[Stored items]
==============================
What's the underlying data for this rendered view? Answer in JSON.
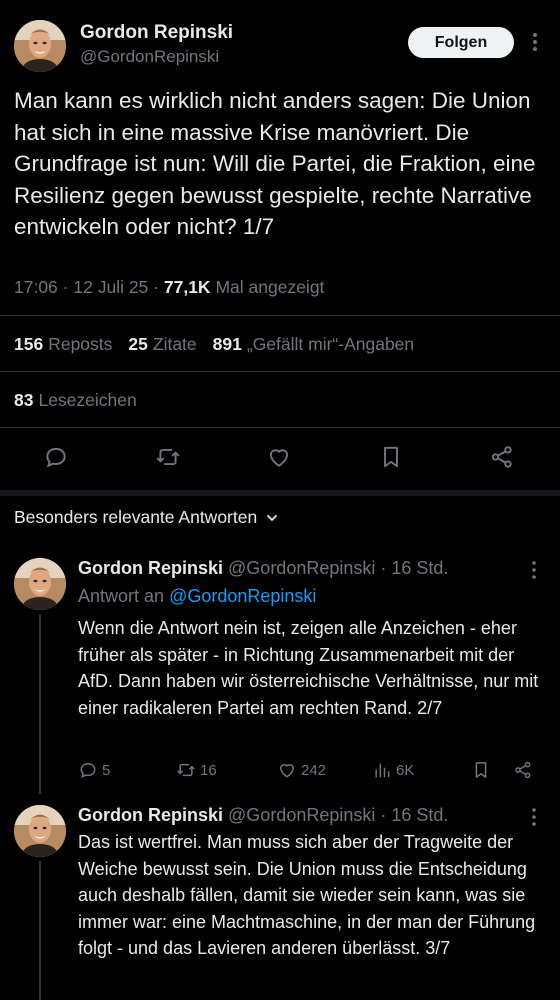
{
  "main_tweet": {
    "author_name": "Gordon Repinski",
    "author_handle": "@GordonRepinski",
    "follow_label": "Folgen",
    "text": "Man kann es wirklich nicht anders sagen: Die Union hat sich in eine massive Krise manövriert. Die Grundfrage ist nun: Will die Partei, die Fraktion, eine Resilienz gegen bewusst gespielte, rechte Narrative entwickeln oder nicht? 1/7",
    "time": "17:06",
    "sep1": "·",
    "date": "12 Juli 25",
    "sep2": "·",
    "views": "77,1K",
    "views_label": "Mal angezeigt",
    "stats": {
      "reposts_count": "156",
      "reposts_label": "Reposts",
      "quotes_count": "25",
      "quotes_label": "Zitate",
      "likes_count": "891",
      "likes_label": "„Gefällt mir“-Angaben",
      "bookmarks_count": "83",
      "bookmarks_label": "Lesezeichen"
    }
  },
  "section": {
    "relevant_label": "Besonders relevante Antworten"
  },
  "replies": [
    {
      "author_name": "Gordon Repinski",
      "author_handle": "@GordonRepinski",
      "sep": "·",
      "time": "16 Std.",
      "reply_to_label": "Antwort an",
      "reply_to_handle": "@GordonRepinski",
      "text": "Wenn die Antwort nein ist, zeigen alle Anzeichen - eher früher als später - in Richtung Zusammenarbeit mit der AfD. Dann haben wir österreichische Verhältnisse, nur mit einer radikaleren Partei am rechten Rand. 2/7",
      "replies": "5",
      "reposts": "16",
      "likes": "242",
      "views": "6K"
    },
    {
      "author_name": "Gordon Repinski",
      "author_handle": "@GordonRepinski",
      "sep": "·",
      "time": "16 Std.",
      "text": "Das ist wertfrei. Man muss sich aber der Tragweite der Weiche bewusst sein. Die Union muss die Entscheidung auch deshalb fällen, damit sie wieder sein kann, was sie immer war: eine Machtmaschine, in der man der Führung folgt - und das Lavieren anderen überlässt. 3/7"
    }
  ],
  "icons": {
    "reply": "reply-icon",
    "repost": "repost-icon",
    "like": "heart-icon",
    "bookmark": "bookmark-icon",
    "share": "share-icon",
    "views": "views-icon",
    "more": "more-icon",
    "chevron": "chevron-down-icon"
  },
  "colors": {
    "background": "#000000",
    "text": "#e7e9ea",
    "muted": "#71767b",
    "link": "#1d9bf0",
    "divider": "#2f3336",
    "follow_bg": "#eff3f4"
  }
}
==============================
### Stated exercise
Quote the full listing above word for word; exclude every picture from the copy.

### Final answer
What's the underlying data for this rendered view? Answer in JSON.
{
  "main_tweet": {
    "author_name": "Gordon Repinski",
    "author_handle": "@GordonRepinski",
    "follow_label": "Folgen",
    "text": "Man kann es wirklich nicht anders sagen: Die Union hat sich in eine massive Krise manövriert. Die Grundfrage ist nun: Will die Partei, die Fraktion, eine Resilienz gegen bewusst gespielte, rechte Narrative entwickeln oder nicht? 1/7",
    "time": "17:06",
    "sep1": "·",
    "date": "12 Juli 25",
    "sep2": "·",
    "views": "77,1K",
    "views_label": "Mal angezeigt",
    "stats": {
      "reposts_count": "156",
      "reposts_label": "Reposts",
      "quotes_count": "25",
      "quotes_label": "Zitate",
      "likes_count": "891",
      "likes_label": "„Gefällt mir“-Angaben",
      "bookmarks_count": "83",
      "bookmarks_label": "Lesezeichen"
    }
  },
  "section": {
    "relevant_label": "Besonders relevante Antworten"
  },
  "replies": [
    {
      "author_name": "Gordon Repinski",
      "author_handle": "@GordonRepinski",
      "sep": "·",
      "time": "16 Std.",
      "reply_to_label": "Antwort an",
      "reply_to_handle": "@GordonRepinski",
      "text": "Wenn die Antwort nein ist, zeigen alle Anzeichen - eher früher als später - in Richtung Zusammenarbeit mit der AfD. Dann haben wir österreichische Verhältnisse, nur mit einer radikaleren Partei am rechten Rand. 2/7",
      "replies": "5",
      "reposts": "16",
      "likes": "242",
      "views": "6K"
    },
    {
      "author_name": "Gordon Repinski",
      "author_handle": "@GordonRepinski",
      "sep": "·",
      "time": "16 Std.",
      "text": "Das ist wertfrei. Man muss sich aber der Tragweite der Weiche bewusst sein. Die Union muss die Entscheidung auch deshalb fällen, damit sie wieder sein kann, was sie immer war: eine Machtmaschine, in der man der Führung folgt - und das Lavieren anderen überlässt. 3/7"
    }
  ],
  "icons": {
    "reply": "reply-icon",
    "repost": "repost-icon",
    "like": "heart-icon",
    "bookmark": "bookmark-icon",
    "share": "share-icon",
    "views": "views-icon",
    "more": "more-icon",
    "chevron": "chevron-down-icon"
  },
  "colors": {
    "background": "#000000",
    "text": "#e7e9ea",
    "muted": "#71767b",
    "link": "#1d9bf0",
    "divider": "#2f3336",
    "follow_bg": "#eff3f4"
  }
}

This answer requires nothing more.